Stated goal -
Transcribe every line exactly. Leave the pictures behind.

────

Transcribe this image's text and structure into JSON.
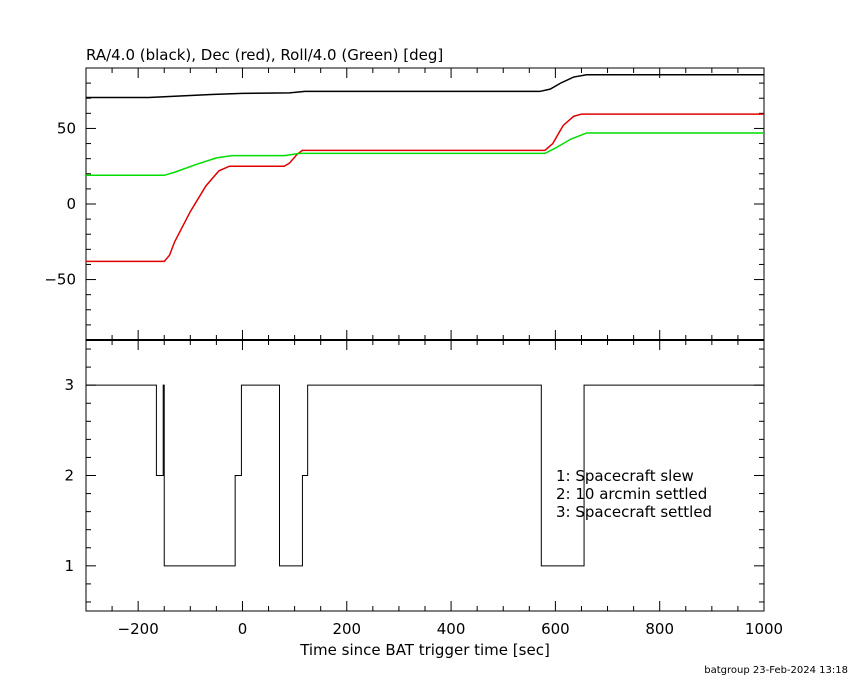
{
  "chart_data": [
    {
      "type": "line",
      "title": "RA/4.0 (black), Dec (red), Roll/4.0 (Green) [deg]",
      "xlim": [
        -300,
        1000
      ],
      "ylim": [
        -90,
        90
      ],
      "yticks": [
        {
          "value": -50,
          "label": "−50"
        },
        {
          "value": 0,
          "label": "0"
        },
        {
          "value": 50,
          "label": "50"
        }
      ],
      "series": [
        {
          "color": "#000000",
          "points": [
            [
              -300,
              70.5
            ],
            [
              -180,
              70.5
            ],
            [
              -120,
              71.5
            ],
            [
              -60,
              72.5
            ],
            [
              0,
              73.2
            ],
            [
              90,
              73.5
            ],
            [
              120,
              74.5
            ],
            [
              570,
              74.5
            ],
            [
              590,
              76
            ],
            [
              610,
              80
            ],
            [
              635,
              84
            ],
            [
              660,
              85.5
            ],
            [
              1000,
              85.5
            ]
          ]
        },
        {
          "color": "#e00000",
          "points": [
            [
              -300,
              -38
            ],
            [
              -150,
              -38
            ],
            [
              -140,
              -34
            ],
            [
              -130,
              -25
            ],
            [
              -100,
              -5
            ],
            [
              -70,
              12
            ],
            [
              -45,
              22
            ],
            [
              -25,
              25
            ],
            [
              80,
              25
            ],
            [
              90,
              27
            ],
            [
              105,
              33
            ],
            [
              115,
              35.5
            ],
            [
              580,
              35.5
            ],
            [
              595,
              40
            ],
            [
              615,
              52
            ],
            [
              635,
              58
            ],
            [
              650,
              59.5
            ],
            [
              1000,
              59.5
            ]
          ]
        },
        {
          "color": "#00dd00",
          "points": [
            [
              -300,
              19
            ],
            [
              -150,
              19
            ],
            [
              -130,
              21
            ],
            [
              -90,
              26
            ],
            [
              -50,
              30.5
            ],
            [
              -20,
              32
            ],
            [
              80,
              32
            ],
            [
              110,
              33.5
            ],
            [
              580,
              33.5
            ],
            [
              600,
              37
            ],
            [
              630,
              43
            ],
            [
              660,
              47
            ],
            [
              1000,
              47
            ]
          ]
        }
      ]
    },
    {
      "type": "line",
      "xlabel": "Time since BAT trigger time [sec]",
      "xlim": [
        -300,
        1000
      ],
      "ylim": [
        0.5,
        3.5
      ],
      "xticks": [
        {
          "value": -200,
          "label": "−200"
        },
        {
          "value": 0,
          "label": "0"
        },
        {
          "value": 200,
          "label": "200"
        },
        {
          "value": 400,
          "label": "400"
        },
        {
          "value": 600,
          "label": "600"
        },
        {
          "value": 800,
          "label": "800"
        },
        {
          "value": 1000,
          "label": "1000"
        }
      ],
      "yticks": [
        {
          "value": 1,
          "label": "1"
        },
        {
          "value": 2,
          "label": "2"
        },
        {
          "value": 3,
          "label": "3"
        }
      ],
      "annotations": [
        "1: Spacecraft slew",
        "2: 10 arcmin settled",
        "3: Spacecraft settled"
      ],
      "series": [
        {
          "color": "#000000",
          "step_points": [
            [
              -300,
              3
            ],
            [
              -165,
              3
            ],
            [
              -165,
              2
            ],
            [
              -152,
              2
            ],
            [
              -152,
              3
            ],
            [
              -150,
              3
            ],
            [
              -150,
              1
            ],
            [
              -14,
              1
            ],
            [
              -14,
              2
            ],
            [
              -2,
              2
            ],
            [
              -2,
              3
            ],
            [
              71,
              3
            ],
            [
              71,
              1
            ],
            [
              115,
              1
            ],
            [
              115,
              2
            ],
            [
              125,
              2
            ],
            [
              125,
              3
            ],
            [
              573,
              3
            ],
            [
              573,
              1
            ],
            [
              655,
              1
            ],
            [
              655,
              3
            ],
            [
              1000,
              3
            ]
          ]
        }
      ]
    }
  ],
  "footer": "batgroup 23-Feb-2024 13:18"
}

────

Final result -
Transcribe this image's text and structure into JSON.
{
  "chart_data": [
    {
      "type": "line",
      "title": "RA/4.0 (black), Dec (red), Roll/4.0 (Green) [deg]",
      "xlim": [
        -300,
        1000
      ],
      "ylim": [
        -90,
        90
      ],
      "yticks": [
        {
          "value": -50,
          "label": "−50"
        },
        {
          "value": 0,
          "label": "0"
        },
        {
          "value": 50,
          "label": "50"
        }
      ],
      "series": [
        {
          "color": "#000000",
          "points": [
            [
              -300,
              70.5
            ],
            [
              -180,
              70.5
            ],
            [
              -120,
              71.5
            ],
            [
              -60,
              72.5
            ],
            [
              0,
              73.2
            ],
            [
              90,
              73.5
            ],
            [
              120,
              74.5
            ],
            [
              570,
              74.5
            ],
            [
              590,
              76
            ],
            [
              610,
              80
            ],
            [
              635,
              84
            ],
            [
              660,
              85.5
            ],
            [
              1000,
              85.5
            ]
          ]
        },
        {
          "color": "#e00000",
          "points": [
            [
              -300,
              -38
            ],
            [
              -150,
              -38
            ],
            [
              -140,
              -34
            ],
            [
              -130,
              -25
            ],
            [
              -100,
              -5
            ],
            [
              -70,
              12
            ],
            [
              -45,
              22
            ],
            [
              -25,
              25
            ],
            [
              80,
              25
            ],
            [
              90,
              27
            ],
            [
              105,
              33
            ],
            [
              115,
              35.5
            ],
            [
              580,
              35.5
            ],
            [
              595,
              40
            ],
            [
              615,
              52
            ],
            [
              635,
              58
            ],
            [
              650,
              59.5
            ],
            [
              1000,
              59.5
            ]
          ]
        },
        {
          "color": "#00dd00",
          "points": [
            [
              -300,
              19
            ],
            [
              -150,
              19
            ],
            [
              -130,
              21
            ],
            [
              -90,
              26
            ],
            [
              -50,
              30.5
            ],
            [
              -20,
              32
            ],
            [
              80,
              32
            ],
            [
              110,
              33.5
            ],
            [
              580,
              33.5
            ],
            [
              600,
              37
            ],
            [
              630,
              43
            ],
            [
              660,
              47
            ],
            [
              1000,
              47
            ]
          ]
        }
      ]
    },
    {
      "type": "line",
      "xlabel": "Time since BAT trigger time [sec]",
      "xlim": [
        -300,
        1000
      ],
      "ylim": [
        0.5,
        3.5
      ],
      "xticks": [
        {
          "value": -200,
          "label": "−200"
        },
        {
          "value": 0,
          "label": "0"
        },
        {
          "value": 200,
          "label": "200"
        },
        {
          "value": 400,
          "label": "400"
        },
        {
          "value": 600,
          "label": "600"
        },
        {
          "value": 800,
          "label": "800"
        },
        {
          "value": 1000,
          "label": "1000"
        }
      ],
      "yticks": [
        {
          "value": 1,
          "label": "1"
        },
        {
          "value": 2,
          "label": "2"
        },
        {
          "value": 3,
          "label": "3"
        }
      ],
      "annotations": [
        "1: Spacecraft slew",
        "2: 10 arcmin settled",
        "3: Spacecraft settled"
      ],
      "series": [
        {
          "color": "#000000",
          "step_points": [
            [
              -300,
              3
            ],
            [
              -165,
              3
            ],
            [
              -165,
              2
            ],
            [
              -152,
              2
            ],
            [
              -152,
              3
            ],
            [
              -150,
              3
            ],
            [
              -150,
              1
            ],
            [
              -14,
              1
            ],
            [
              -14,
              2
            ],
            [
              -2,
              2
            ],
            [
              -2,
              3
            ],
            [
              71,
              3
            ],
            [
              71,
              1
            ],
            [
              115,
              1
            ],
            [
              115,
              2
            ],
            [
              125,
              2
            ],
            [
              125,
              3
            ],
            [
              573,
              3
            ],
            [
              573,
              1
            ],
            [
              655,
              1
            ],
            [
              655,
              3
            ],
            [
              1000,
              3
            ]
          ]
        }
      ]
    }
  ],
  "footer": "batgroup 23-Feb-2024 13:18"
}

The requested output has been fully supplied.